*** DATA LINES

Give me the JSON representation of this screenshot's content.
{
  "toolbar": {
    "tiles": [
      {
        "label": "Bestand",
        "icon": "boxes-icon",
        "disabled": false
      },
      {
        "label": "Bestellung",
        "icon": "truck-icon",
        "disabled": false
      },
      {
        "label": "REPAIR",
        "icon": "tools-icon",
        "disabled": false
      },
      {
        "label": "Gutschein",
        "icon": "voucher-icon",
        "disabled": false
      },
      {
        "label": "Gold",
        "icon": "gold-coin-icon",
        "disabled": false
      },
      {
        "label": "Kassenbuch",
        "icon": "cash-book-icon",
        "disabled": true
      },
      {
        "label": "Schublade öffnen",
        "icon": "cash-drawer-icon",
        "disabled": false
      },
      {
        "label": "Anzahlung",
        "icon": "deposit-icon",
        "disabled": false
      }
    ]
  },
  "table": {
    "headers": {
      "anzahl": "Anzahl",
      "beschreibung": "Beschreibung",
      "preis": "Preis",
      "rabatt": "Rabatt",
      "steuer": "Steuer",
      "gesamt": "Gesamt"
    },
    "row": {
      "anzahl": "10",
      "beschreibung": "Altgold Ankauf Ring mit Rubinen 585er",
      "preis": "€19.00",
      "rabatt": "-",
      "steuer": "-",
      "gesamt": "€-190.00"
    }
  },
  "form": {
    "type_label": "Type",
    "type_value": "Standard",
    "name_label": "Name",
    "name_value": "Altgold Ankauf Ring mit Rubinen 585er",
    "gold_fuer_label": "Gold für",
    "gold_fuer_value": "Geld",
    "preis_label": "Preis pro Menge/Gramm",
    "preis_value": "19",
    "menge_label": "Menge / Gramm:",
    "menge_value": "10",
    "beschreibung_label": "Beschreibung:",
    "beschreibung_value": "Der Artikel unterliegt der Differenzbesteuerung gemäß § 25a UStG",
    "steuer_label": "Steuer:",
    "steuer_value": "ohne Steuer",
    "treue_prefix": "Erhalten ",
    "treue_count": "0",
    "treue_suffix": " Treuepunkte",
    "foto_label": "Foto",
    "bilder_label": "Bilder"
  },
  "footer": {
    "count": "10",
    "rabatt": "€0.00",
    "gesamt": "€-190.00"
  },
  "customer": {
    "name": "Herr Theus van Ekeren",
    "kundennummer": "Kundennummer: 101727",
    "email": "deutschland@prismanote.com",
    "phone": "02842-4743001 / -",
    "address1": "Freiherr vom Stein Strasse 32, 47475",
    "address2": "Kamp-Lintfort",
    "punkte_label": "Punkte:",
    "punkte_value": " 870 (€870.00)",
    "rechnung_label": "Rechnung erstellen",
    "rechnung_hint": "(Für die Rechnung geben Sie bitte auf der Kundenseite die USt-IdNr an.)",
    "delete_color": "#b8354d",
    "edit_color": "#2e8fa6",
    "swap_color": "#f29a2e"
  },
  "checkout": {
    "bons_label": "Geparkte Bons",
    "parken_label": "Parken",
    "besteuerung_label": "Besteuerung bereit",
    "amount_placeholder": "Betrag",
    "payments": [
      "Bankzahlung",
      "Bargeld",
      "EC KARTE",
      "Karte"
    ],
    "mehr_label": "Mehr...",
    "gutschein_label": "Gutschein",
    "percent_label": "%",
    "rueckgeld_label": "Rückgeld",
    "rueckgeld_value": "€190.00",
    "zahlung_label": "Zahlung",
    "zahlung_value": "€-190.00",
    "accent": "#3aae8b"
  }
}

******

Type out the whole listing above again, exactly as it stands.

Give me the JSON representation of this screenshot's content.
{
  "toolbar": {
    "tiles": [
      {
        "label": "Bestand",
        "icon": "boxes-icon",
        "disabled": false
      },
      {
        "label": "Bestellung",
        "icon": "truck-icon",
        "disabled": false
      },
      {
        "label": "REPAIR",
        "icon": "tools-icon",
        "disabled": false
      },
      {
        "label": "Gutschein",
        "icon": "voucher-icon",
        "disabled": false
      },
      {
        "label": "Gold",
        "icon": "gold-coin-icon",
        "disabled": false
      },
      {
        "label": "Kassenbuch",
        "icon": "cash-book-icon",
        "disabled": true
      },
      {
        "label": "Schublade öffnen",
        "icon": "cash-drawer-icon",
        "disabled": false
      },
      {
        "label": "Anzahlung",
        "icon": "deposit-icon",
        "disabled": false
      }
    ]
  },
  "table": {
    "headers": {
      "anzahl": "Anzahl",
      "beschreibung": "Beschreibung",
      "preis": "Preis",
      "rabatt": "Rabatt",
      "steuer": "Steuer",
      "gesamt": "Gesamt"
    },
    "row": {
      "anzahl": "10",
      "beschreibung": "Altgold Ankauf Ring mit Rubinen 585er",
      "preis": "€19.00",
      "rabatt": "-",
      "steuer": "-",
      "gesamt": "€-190.00"
    }
  },
  "form": {
    "type_label": "Type",
    "type_value": "Standard",
    "name_label": "Name",
    "name_value": "Altgold Ankauf Ring mit Rubinen 585er",
    "gold_fuer_label": "Gold für",
    "gold_fuer_value": "Geld",
    "preis_label": "Preis pro Menge/Gramm",
    "preis_value": "19",
    "menge_label": "Menge / Gramm:",
    "menge_value": "10",
    "beschreibung_label": "Beschreibung:",
    "beschreibung_value": "Der Artikel unterliegt der Differenzbesteuerung gemäß § 25a UStG",
    "steuer_label": "Steuer:",
    "steuer_value": "ohne Steuer",
    "treue_prefix": "Erhalten ",
    "treue_count": "0",
    "treue_suffix": " Treuepunkte",
    "foto_label": "Foto",
    "bilder_label": "Bilder"
  },
  "footer": {
    "count": "10",
    "rabatt": "€0.00",
    "gesamt": "€-190.00"
  },
  "customer": {
    "name": "Herr Theus van Ekeren",
    "kundennummer": "Kundennummer: 101727",
    "email": "deutschland@prismanote.com",
    "phone": "02842-4743001 / -",
    "address1": "Freiherr vom Stein Strasse 32, 47475",
    "address2": "Kamp-Lintfort",
    "punkte_label": "Punkte:",
    "punkte_value": " 870 (€870.00)",
    "rechnung_label": "Rechnung erstellen",
    "rechnung_hint": "(Für die Rechnung geben Sie bitte auf der Kundenseite die USt-IdNr an.)",
    "delete_color": "#b8354d",
    "edit_color": "#2e8fa6",
    "swap_color": "#f29a2e"
  },
  "checkout": {
    "bons_label": "Geparkte Bons",
    "parken_label": "Parken",
    "besteuerung_label": "Besteuerung bereit",
    "amount_placeholder": "Betrag",
    "payments": [
      "Bankzahlung",
      "Bargeld",
      "EC KARTE",
      "Karte"
    ],
    "mehr_label": "Mehr...",
    "gutschein_label": "Gutschein",
    "percent_label": "%",
    "rueckgeld_label": "Rückgeld",
    "rueckgeld_value": "€190.00",
    "zahlung_label": "Zahlung",
    "zahlung_value": "€-190.00",
    "accent": "#3aae8b"
  }
}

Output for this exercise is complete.